**PROBLEM TO SOLVE:** Can you write out the data word for word, from its first line through the line containing "email-label: Email: xyxy=(45,114,93,133)"?

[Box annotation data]
☆ ☆ ☆ ☆

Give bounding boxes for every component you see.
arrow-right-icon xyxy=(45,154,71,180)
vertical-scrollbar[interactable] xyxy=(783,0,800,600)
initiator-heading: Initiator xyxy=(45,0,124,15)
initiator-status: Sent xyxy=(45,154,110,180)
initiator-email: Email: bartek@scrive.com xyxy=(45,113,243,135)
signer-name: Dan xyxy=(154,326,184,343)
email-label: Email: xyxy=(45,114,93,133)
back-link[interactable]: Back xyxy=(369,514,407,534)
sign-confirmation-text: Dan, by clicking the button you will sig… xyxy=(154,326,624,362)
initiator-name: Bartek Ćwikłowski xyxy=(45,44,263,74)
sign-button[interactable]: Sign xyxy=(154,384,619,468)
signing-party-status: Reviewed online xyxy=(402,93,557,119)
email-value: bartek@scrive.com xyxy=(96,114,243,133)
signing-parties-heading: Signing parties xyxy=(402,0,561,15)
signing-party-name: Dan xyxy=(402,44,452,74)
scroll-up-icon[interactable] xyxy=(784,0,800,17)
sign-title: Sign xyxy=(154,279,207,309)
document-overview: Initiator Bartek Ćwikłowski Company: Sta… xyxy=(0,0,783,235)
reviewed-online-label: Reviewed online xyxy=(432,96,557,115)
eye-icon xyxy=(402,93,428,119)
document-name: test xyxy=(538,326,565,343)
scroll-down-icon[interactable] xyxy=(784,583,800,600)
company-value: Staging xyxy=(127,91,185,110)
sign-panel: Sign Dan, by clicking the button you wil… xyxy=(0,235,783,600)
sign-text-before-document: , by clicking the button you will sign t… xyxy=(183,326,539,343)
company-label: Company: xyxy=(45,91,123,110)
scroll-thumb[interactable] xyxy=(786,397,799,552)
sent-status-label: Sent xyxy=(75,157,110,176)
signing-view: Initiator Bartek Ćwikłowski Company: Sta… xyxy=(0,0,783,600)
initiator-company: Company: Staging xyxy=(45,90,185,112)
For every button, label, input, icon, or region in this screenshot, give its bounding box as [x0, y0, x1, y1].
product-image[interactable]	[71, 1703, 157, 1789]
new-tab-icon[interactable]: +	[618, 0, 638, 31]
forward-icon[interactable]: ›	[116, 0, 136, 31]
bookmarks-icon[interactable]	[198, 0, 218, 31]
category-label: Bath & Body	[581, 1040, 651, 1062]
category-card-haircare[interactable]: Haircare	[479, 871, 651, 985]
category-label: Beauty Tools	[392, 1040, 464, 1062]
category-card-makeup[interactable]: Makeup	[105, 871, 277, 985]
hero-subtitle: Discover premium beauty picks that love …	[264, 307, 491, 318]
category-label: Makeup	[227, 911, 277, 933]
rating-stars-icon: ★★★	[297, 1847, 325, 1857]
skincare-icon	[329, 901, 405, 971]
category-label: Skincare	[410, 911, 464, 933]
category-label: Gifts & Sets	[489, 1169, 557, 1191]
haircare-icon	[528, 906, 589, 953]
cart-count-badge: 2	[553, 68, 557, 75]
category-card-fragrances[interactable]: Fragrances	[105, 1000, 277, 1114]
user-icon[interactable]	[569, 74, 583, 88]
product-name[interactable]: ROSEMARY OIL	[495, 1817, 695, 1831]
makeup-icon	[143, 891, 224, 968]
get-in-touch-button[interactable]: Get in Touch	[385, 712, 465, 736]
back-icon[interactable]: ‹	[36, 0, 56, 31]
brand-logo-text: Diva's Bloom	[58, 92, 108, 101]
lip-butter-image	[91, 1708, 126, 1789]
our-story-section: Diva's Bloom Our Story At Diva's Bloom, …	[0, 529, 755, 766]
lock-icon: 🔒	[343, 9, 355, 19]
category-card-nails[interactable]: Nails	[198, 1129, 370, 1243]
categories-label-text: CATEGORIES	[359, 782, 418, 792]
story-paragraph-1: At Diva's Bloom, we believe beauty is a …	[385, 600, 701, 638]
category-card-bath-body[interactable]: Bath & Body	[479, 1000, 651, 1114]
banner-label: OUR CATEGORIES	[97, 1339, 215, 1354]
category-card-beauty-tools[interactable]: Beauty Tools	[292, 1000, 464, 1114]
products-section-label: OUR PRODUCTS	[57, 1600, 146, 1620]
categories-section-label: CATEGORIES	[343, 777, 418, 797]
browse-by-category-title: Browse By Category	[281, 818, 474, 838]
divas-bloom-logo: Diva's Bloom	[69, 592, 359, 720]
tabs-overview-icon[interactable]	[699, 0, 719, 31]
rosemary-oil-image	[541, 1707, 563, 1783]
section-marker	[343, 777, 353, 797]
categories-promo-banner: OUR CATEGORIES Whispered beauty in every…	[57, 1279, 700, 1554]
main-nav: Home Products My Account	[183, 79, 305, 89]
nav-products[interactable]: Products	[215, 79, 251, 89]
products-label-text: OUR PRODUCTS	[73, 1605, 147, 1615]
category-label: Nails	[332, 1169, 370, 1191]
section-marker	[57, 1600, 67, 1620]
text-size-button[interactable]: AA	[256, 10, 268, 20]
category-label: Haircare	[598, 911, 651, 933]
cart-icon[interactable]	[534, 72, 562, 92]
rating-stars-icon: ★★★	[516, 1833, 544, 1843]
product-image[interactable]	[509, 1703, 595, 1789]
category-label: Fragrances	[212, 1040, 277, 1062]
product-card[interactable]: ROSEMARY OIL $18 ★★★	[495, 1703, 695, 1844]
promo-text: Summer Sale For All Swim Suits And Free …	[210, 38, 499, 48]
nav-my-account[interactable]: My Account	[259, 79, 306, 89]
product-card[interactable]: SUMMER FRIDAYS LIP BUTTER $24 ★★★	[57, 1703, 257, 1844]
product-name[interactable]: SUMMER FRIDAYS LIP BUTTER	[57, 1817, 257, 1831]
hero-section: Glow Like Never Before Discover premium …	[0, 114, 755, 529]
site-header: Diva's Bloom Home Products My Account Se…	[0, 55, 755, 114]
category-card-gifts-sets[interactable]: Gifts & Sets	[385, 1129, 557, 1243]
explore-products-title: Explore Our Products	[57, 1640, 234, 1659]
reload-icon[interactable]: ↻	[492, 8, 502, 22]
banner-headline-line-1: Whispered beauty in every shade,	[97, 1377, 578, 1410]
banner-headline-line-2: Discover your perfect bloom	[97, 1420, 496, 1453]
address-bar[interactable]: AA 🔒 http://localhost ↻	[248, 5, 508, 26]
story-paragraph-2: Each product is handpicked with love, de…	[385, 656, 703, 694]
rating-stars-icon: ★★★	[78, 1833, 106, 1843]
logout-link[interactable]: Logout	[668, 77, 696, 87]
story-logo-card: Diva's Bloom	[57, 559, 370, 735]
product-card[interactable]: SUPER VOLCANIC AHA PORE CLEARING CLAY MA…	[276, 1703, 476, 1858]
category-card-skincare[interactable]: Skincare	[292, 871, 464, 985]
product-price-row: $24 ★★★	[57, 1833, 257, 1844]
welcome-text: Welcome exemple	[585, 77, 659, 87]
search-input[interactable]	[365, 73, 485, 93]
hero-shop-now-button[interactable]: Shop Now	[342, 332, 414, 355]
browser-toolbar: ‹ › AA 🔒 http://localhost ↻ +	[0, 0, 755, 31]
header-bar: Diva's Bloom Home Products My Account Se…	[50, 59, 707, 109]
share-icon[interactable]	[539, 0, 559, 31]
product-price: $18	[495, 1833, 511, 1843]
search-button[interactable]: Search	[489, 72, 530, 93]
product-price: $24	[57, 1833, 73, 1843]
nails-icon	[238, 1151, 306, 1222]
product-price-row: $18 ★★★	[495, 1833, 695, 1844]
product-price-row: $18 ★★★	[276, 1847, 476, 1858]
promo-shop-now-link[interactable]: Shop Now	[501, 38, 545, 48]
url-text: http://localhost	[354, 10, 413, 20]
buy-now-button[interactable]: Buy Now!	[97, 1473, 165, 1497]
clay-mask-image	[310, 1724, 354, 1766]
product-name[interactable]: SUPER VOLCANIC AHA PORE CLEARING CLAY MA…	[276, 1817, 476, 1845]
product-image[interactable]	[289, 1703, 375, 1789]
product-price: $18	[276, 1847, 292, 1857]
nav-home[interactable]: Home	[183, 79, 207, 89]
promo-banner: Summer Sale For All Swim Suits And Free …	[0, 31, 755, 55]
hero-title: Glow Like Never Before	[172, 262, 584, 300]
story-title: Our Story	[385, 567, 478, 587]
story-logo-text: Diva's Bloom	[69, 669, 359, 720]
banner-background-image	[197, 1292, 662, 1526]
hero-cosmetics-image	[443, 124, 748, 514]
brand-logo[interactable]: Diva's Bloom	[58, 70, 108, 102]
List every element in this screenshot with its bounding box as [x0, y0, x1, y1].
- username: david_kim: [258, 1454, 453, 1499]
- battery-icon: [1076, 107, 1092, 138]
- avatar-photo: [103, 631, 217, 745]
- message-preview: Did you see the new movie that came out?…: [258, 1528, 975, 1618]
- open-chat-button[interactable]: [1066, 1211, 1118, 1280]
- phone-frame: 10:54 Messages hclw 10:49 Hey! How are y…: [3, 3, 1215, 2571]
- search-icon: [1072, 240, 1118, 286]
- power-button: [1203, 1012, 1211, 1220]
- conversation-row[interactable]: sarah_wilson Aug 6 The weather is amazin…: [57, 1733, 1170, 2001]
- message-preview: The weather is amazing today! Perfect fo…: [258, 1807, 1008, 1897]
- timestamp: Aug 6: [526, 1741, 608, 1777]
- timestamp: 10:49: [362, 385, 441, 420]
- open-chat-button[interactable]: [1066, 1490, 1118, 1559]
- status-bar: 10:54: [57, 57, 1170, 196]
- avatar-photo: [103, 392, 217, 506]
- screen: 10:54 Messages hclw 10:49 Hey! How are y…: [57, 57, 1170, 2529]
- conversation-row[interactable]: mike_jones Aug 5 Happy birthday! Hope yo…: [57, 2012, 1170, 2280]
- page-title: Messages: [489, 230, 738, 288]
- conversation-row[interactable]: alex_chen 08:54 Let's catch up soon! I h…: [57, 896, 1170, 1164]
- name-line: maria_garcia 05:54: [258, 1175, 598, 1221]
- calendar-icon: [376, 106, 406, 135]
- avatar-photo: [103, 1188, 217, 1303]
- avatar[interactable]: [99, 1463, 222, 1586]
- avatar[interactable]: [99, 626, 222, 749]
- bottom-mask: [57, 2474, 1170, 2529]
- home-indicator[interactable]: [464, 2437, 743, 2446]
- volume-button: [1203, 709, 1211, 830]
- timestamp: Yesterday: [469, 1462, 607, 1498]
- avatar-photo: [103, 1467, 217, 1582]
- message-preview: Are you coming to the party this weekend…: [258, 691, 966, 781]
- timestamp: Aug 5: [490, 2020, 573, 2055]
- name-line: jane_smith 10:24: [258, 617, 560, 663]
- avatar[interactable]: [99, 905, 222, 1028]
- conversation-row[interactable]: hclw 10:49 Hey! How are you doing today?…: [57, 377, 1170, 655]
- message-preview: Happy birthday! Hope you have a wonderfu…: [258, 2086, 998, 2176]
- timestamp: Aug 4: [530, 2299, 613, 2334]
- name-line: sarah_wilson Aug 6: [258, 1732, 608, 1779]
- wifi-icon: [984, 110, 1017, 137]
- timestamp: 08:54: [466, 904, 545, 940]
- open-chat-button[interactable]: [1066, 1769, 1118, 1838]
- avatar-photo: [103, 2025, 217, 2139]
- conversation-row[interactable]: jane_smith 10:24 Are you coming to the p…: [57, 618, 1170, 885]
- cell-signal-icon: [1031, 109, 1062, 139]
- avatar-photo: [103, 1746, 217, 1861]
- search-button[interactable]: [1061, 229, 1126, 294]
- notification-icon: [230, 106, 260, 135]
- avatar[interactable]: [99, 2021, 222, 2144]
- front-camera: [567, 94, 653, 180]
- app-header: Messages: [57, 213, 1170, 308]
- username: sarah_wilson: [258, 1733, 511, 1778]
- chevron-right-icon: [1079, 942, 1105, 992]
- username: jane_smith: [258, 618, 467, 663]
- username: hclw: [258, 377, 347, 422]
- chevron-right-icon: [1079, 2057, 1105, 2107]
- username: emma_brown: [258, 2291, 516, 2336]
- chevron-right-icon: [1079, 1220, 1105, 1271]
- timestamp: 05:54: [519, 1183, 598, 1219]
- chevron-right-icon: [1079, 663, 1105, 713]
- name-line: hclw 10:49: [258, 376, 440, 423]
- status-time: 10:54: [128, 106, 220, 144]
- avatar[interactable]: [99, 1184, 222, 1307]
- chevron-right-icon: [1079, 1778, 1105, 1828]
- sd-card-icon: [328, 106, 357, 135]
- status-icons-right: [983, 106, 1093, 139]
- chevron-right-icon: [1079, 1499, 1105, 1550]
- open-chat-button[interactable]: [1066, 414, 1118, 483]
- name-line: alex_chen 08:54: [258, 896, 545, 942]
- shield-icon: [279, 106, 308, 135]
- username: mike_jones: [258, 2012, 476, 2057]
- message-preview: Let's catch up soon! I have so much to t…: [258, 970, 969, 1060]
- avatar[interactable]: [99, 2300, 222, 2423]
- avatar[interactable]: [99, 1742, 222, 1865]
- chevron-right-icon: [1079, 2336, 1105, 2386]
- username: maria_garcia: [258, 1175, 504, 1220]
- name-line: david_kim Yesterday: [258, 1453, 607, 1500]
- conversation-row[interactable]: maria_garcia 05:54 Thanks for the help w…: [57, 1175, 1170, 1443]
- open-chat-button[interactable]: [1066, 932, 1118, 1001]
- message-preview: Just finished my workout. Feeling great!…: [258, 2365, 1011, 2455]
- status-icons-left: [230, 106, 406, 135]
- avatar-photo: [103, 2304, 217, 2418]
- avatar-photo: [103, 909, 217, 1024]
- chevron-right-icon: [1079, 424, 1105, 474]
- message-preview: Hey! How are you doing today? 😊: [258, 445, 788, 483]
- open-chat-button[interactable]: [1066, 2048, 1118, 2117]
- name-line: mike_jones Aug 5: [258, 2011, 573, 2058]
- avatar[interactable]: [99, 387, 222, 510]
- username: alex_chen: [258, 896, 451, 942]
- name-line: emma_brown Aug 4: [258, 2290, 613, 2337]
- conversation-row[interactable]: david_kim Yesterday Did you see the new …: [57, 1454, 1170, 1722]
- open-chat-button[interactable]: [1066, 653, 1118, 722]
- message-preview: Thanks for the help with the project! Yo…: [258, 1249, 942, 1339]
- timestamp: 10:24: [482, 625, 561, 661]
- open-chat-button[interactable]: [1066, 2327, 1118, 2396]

☆ ☆ ☆ ☆

**FINISHED ANSWER:**
Give bounding boxes for every component you see.
arrow-right-icon xyxy=(45,154,71,180)
vertical-scrollbar[interactable] xyxy=(783,0,800,600)
initiator-heading: Initiator xyxy=(45,0,124,15)
initiator-status: Sent xyxy=(45,154,110,180)
initiator-email: Email: bartek@scrive.com xyxy=(45,113,243,135)
signer-name: Dan xyxy=(154,326,184,343)
email-label: Email: xyxy=(45,114,93,133)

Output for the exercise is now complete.